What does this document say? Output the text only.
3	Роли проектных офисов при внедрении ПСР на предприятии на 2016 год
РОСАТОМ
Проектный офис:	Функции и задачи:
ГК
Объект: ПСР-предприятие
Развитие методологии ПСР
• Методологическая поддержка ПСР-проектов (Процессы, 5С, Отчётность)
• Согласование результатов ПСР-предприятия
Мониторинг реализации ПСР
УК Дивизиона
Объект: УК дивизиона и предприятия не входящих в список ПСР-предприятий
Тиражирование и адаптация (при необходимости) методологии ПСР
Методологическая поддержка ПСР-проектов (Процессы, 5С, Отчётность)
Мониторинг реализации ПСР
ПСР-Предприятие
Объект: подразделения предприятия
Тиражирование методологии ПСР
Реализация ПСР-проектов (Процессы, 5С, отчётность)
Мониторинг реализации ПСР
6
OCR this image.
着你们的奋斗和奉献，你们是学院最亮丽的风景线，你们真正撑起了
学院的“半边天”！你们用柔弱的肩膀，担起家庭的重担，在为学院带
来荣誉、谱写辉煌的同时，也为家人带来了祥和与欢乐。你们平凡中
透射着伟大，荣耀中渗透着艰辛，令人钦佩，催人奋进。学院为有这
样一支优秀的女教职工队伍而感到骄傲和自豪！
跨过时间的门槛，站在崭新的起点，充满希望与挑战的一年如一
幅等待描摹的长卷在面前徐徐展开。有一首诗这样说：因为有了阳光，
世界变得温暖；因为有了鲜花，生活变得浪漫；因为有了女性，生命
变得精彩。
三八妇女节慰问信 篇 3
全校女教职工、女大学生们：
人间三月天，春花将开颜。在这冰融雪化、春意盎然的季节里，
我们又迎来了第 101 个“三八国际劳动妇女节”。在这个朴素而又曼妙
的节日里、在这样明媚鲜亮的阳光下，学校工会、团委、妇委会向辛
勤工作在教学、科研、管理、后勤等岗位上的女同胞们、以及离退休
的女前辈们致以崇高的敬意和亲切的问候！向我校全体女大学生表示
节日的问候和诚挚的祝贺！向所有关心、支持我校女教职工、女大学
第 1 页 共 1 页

□ □ □ □

### [GIVEN TASK]
Pull out every line in the data above that has the word "Объект".

### [IN RESPONSE]
Объект: ПСР-предприятие
Объект: УК дивизиона и предприятия не входящих в список ПСР-предприятий
Объект: подразделения предприятия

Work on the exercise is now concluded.